- **WHAT IS NEEDED**
In the listing below, pick out lines with "foydalanish".

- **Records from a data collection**
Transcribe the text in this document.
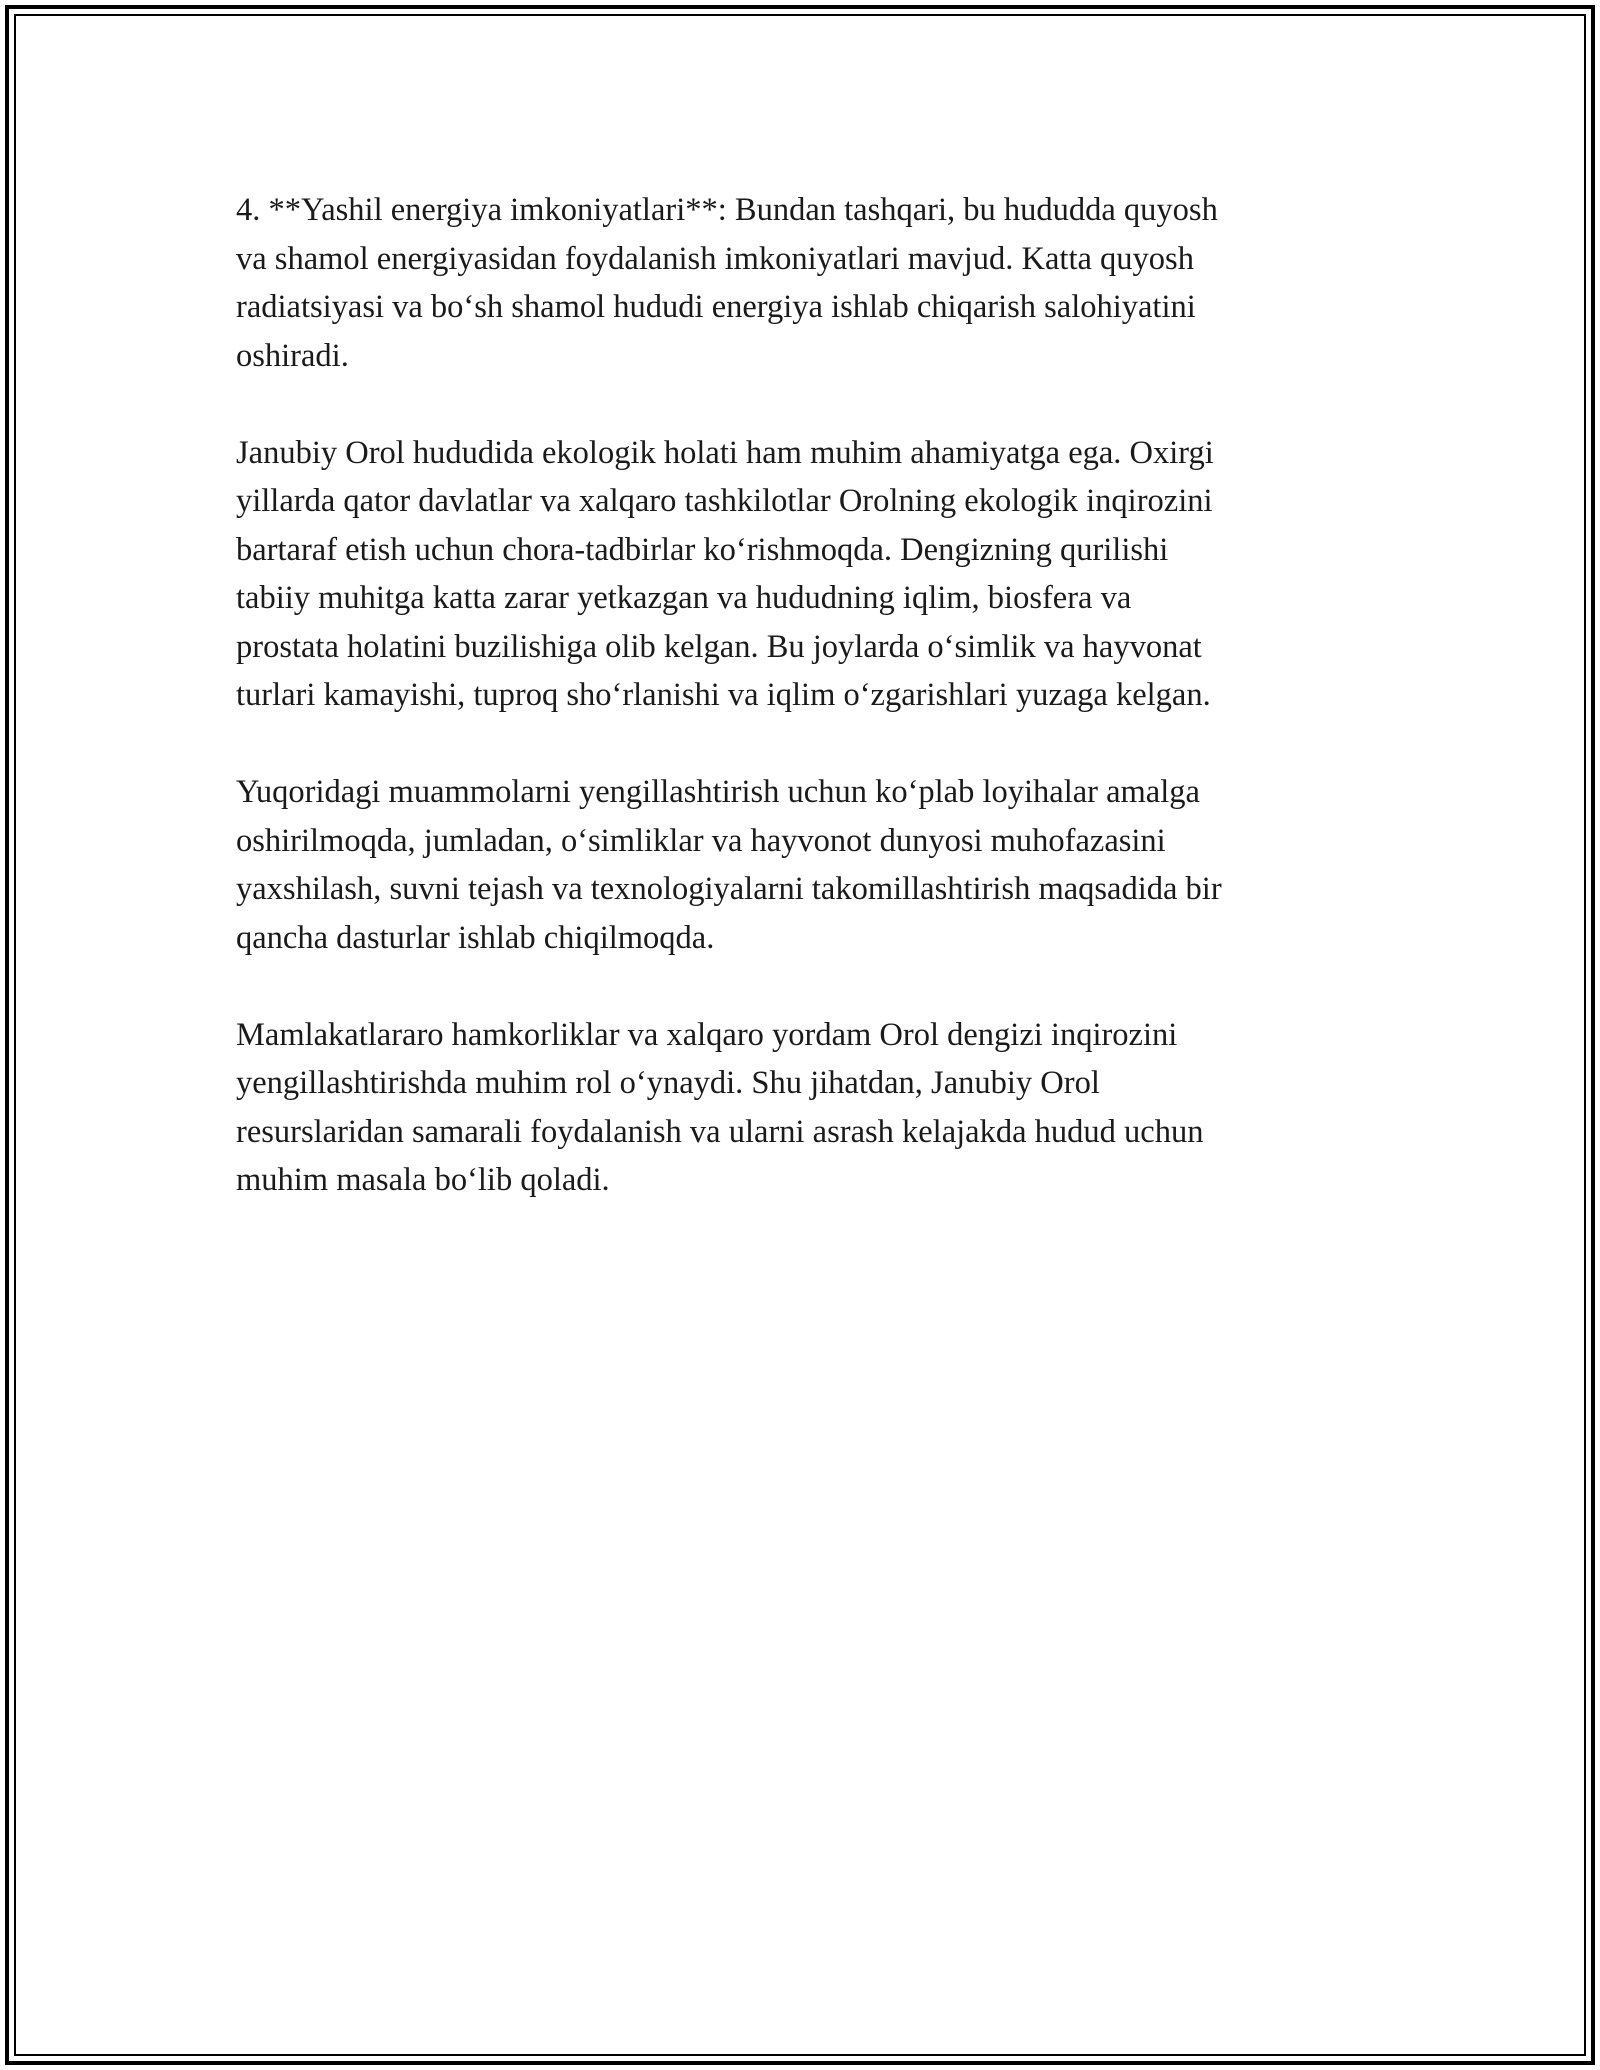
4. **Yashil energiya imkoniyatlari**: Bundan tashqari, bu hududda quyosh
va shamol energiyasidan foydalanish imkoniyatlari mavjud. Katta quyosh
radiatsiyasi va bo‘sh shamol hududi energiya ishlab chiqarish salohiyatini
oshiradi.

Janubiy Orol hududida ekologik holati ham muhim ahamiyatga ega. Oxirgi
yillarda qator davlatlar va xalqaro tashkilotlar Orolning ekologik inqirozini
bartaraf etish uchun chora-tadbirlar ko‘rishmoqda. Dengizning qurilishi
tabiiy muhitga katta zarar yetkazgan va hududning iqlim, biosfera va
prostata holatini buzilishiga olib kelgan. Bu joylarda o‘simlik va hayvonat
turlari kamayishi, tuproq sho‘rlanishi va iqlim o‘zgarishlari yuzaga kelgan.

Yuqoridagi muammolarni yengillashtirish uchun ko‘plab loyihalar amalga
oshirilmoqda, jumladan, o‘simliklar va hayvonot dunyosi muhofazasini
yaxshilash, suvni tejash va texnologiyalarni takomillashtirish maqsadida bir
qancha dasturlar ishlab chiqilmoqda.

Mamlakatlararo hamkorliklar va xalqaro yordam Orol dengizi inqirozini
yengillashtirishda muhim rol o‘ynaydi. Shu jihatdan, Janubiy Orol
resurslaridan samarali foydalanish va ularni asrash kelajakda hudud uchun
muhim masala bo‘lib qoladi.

- **CORRECT ANSWER**
va shamol energiyasidan foydalanish imkoniyatlari mavjud. Katta quyosh
resurslaridan samarali foydalanish va ularni asrash kelajakda hudud uchun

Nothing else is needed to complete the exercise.